■ **What is required**: Check each line of the entries below for the word "xlabel", then report how many have it, with no other words.

Segment Start: Given information

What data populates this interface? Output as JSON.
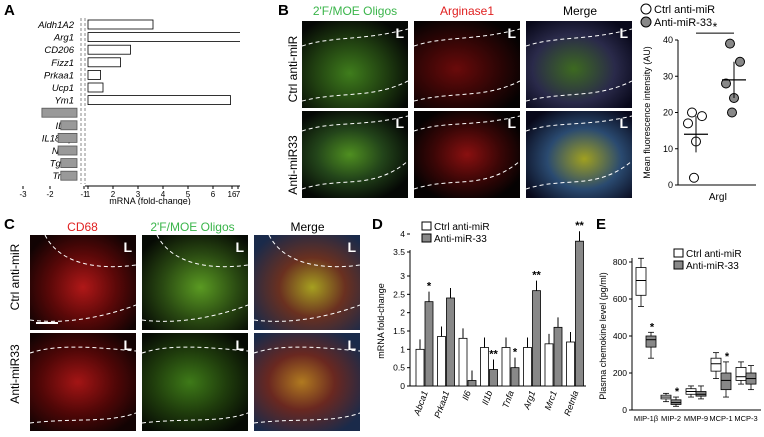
{
  "panels": {
    "A": {
      "label": "A",
      "genes": [
        "Aldh1A2",
        "Arg1",
        "CD206",
        "Fizz1",
        "Prkaa1",
        "Ucp1",
        "Ym1",
        "Ifnb1",
        "IL1a",
        "IL18rap",
        "Nox1",
        "Tgfb2",
        "Traf2"
      ],
      "values": [
        3.6,
        16.5,
        2.7,
        2.3,
        1.5,
        1.6,
        6.7,
        -2.3,
        -1.6,
        -1.7,
        -1.7,
        -1.6,
        -1.6
      ],
      "xticks": [
        "-3",
        "-2",
        "-1",
        "1",
        "2",
        "3",
        "4",
        "5",
        "6",
        "7",
        "16",
        "17"
      ],
      "xlabel": "mRNA (fold-change)"
    },
    "B": {
      "label": "B",
      "headers": [
        "2'F/MOE Oligos",
        "Arginase1",
        "Merge"
      ],
      "rows": [
        "Ctrl anti-miR",
        "Anti-miR33"
      ],
      "L": "L",
      "legend": [
        "Ctrl anti-miR",
        "Anti-miR-33"
      ],
      "ylabel": "Mean fluorescence intensity (AU)",
      "yticks": [
        "0",
        "10",
        "20",
        "30",
        "40"
      ],
      "xlabel": "ArgI",
      "sig": "*",
      "ctrl_points": [
        20,
        19,
        17,
        12,
        2
      ],
      "anti_points": [
        39,
        34,
        28,
        24,
        20
      ],
      "ctrl_mean": 14,
      "anti_mean": 29
    },
    "C": {
      "label": "C",
      "headers": [
        "CD68",
        "2'F/MOE Oligos",
        "Merge"
      ],
      "rows": [
        "Ctrl anti-miR",
        "Anti-miR33"
      ],
      "L": "L"
    },
    "D": {
      "label": "D",
      "legend": [
        "Ctrl anti-miR",
        "Anti-miR-33"
      ],
      "ylabel": "mRNA fold-change",
      "yticks": [
        "0",
        "0.5",
        "1",
        "1.5",
        "2",
        "2.5",
        "3",
        "3.5",
        "4"
      ],
      "categories": [
        "Abca1",
        "Prkaa1",
        "Il6",
        "Il1b",
        "Tnfa",
        "Arg1",
        "Mrc1",
        "Retnla"
      ],
      "ctrl": [
        1.0,
        1.35,
        1.3,
        1.05,
        1.05,
        1.05,
        1.15,
        1.2
      ],
      "anti": [
        2.3,
        2.4,
        0.15,
        0.45,
        0.5,
        2.6,
        1.6,
        3.8
      ],
      "sig": [
        "*",
        "",
        "",
        "**",
        "*",
        "**",
        "",
        "**"
      ]
    },
    "E": {
      "label": "E",
      "legend": [
        "Ctrl anti-miR",
        "Anti-miR-33"
      ],
      "ylabel": "Plasma chemokine level (pg/ml)",
      "yticks": [
        "0",
        "200",
        "400",
        "600",
        "800"
      ],
      "categories": [
        "MIP-1β",
        "MIP-2",
        "MMP-9",
        "MCP-1",
        "MCP-3"
      ],
      "ctrl": [
        [
          560,
          620,
          700,
          770,
          820
        ],
        [
          45,
          60,
          70,
          80,
          90
        ],
        [
          70,
          85,
          100,
          115,
          130
        ],
        [
          170,
          210,
          250,
          280,
          310
        ],
        [
          140,
          160,
          180,
          230,
          260
        ]
      ],
      "anti": [
        [
          280,
          340,
          380,
          400,
          420
        ],
        [
          20,
          30,
          40,
          55,
          70
        ],
        [
          60,
          75,
          85,
          100,
          130
        ],
        [
          70,
          110,
          160,
          200,
          260
        ],
        [
          110,
          140,
          170,
          200,
          240
        ]
      ],
      "sig": [
        "*",
        "*",
        "",
        "*",
        ""
      ]
    }
  },
  "colors": {
    "anti": "#8c8c8c",
    "ctrl": "#ffffff",
    "green": "#4caf50",
    "red": "#d9261c"
  }
}
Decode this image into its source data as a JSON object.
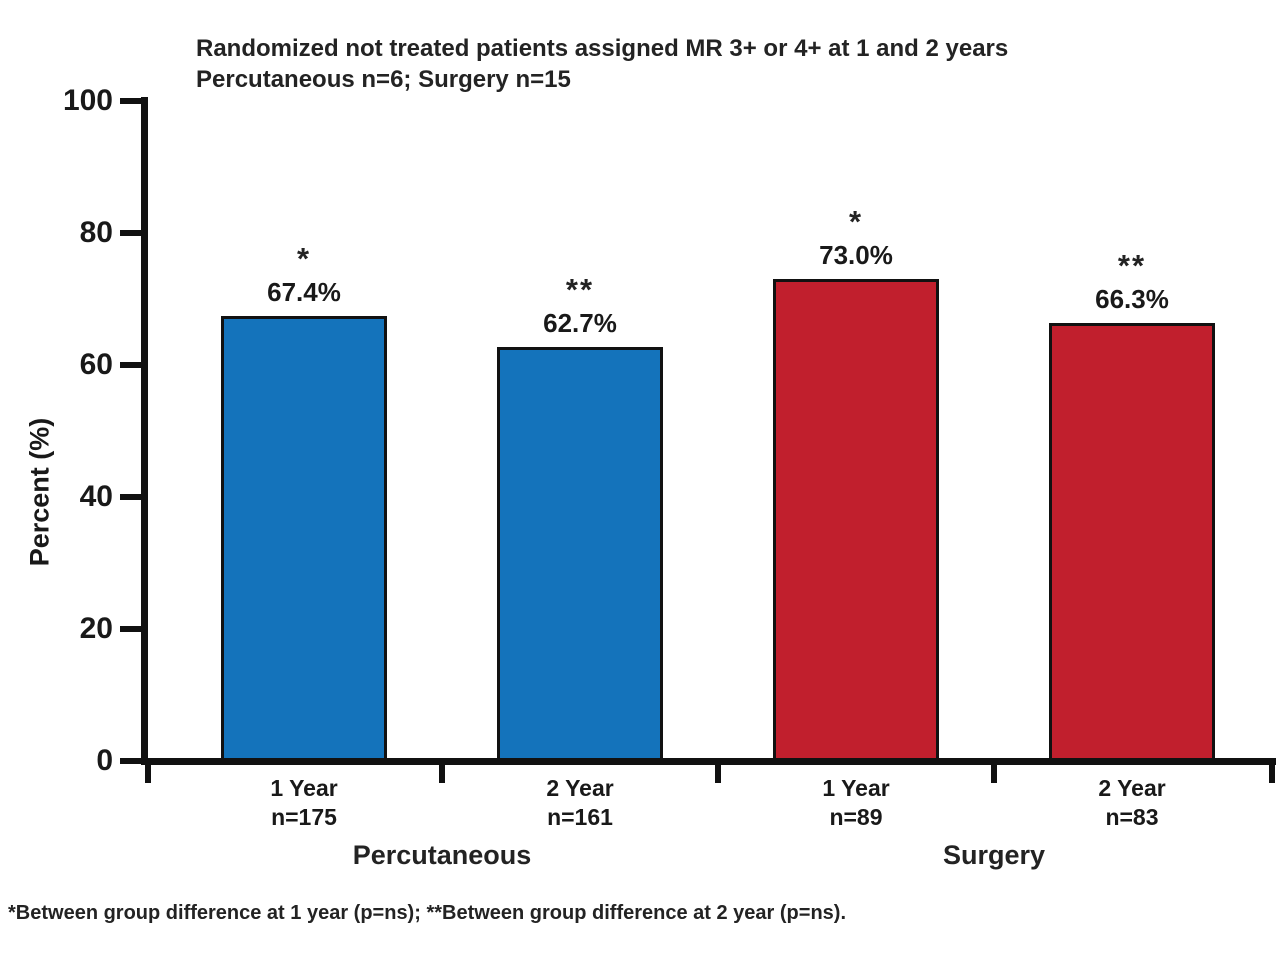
{
  "title": {
    "line1": "Randomized not treated patients assigned MR 3+ or 4+ at 1 and 2 years",
    "line2": "Percutaneous n=6; Surgery n=15"
  },
  "footnote": "*Between group difference at 1 year (p=ns); **Between group difference at 2 year (p=ns).",
  "colors": {
    "percutaneous_bar": "#1473BB",
    "surgery_bar": "#C11F2D",
    "axis": "#111111",
    "text": "#191919"
  },
  "chart_data": {
    "type": "bar",
    "title": "Randomized not treated patients assigned MR 3+ or 4+ at 1 and 2 years; Percutaneous n=6; Surgery n=15",
    "xlabel": "",
    "ylabel": "Percent (%)",
    "ylim": [
      0,
      100
    ],
    "yticks": [
      "0",
      "20",
      "40",
      "60",
      "80",
      "100"
    ],
    "grid": false,
    "legend": "none",
    "categories": [
      "Percutaneous 1 Year (n=175)",
      "Percutaneous 2 Year (n=161)",
      "Surgery 1 Year (n=89)",
      "Surgery 2 Year (n=83)"
    ],
    "values": [
      67.4,
      62.7,
      73.0,
      66.3
    ],
    "annotations": [
      "*",
      "**",
      "*",
      "**"
    ],
    "groups": [
      {
        "name": "Percutaneous",
        "color": "#1473BB",
        "bars": [
          {
            "label": "1 Year",
            "n": "n=175",
            "value": 67.4,
            "value_label": "67.4%",
            "sig": "*"
          },
          {
            "label": "2 Year",
            "n": "n=161",
            "value": 62.7,
            "value_label": "62.7%",
            "sig": "**"
          }
        ]
      },
      {
        "name": "Surgery",
        "color": "#C11F2D",
        "bars": [
          {
            "label": "1 Year",
            "n": "n=89",
            "value": 73.0,
            "value_label": "73.0%",
            "sig": "*"
          },
          {
            "label": "2 Year",
            "n": "n=83",
            "value": 66.3,
            "value_label": "66.3%",
            "sig": "**"
          }
        ]
      }
    ]
  }
}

Segment End: Given information

■ **Written answer**: 3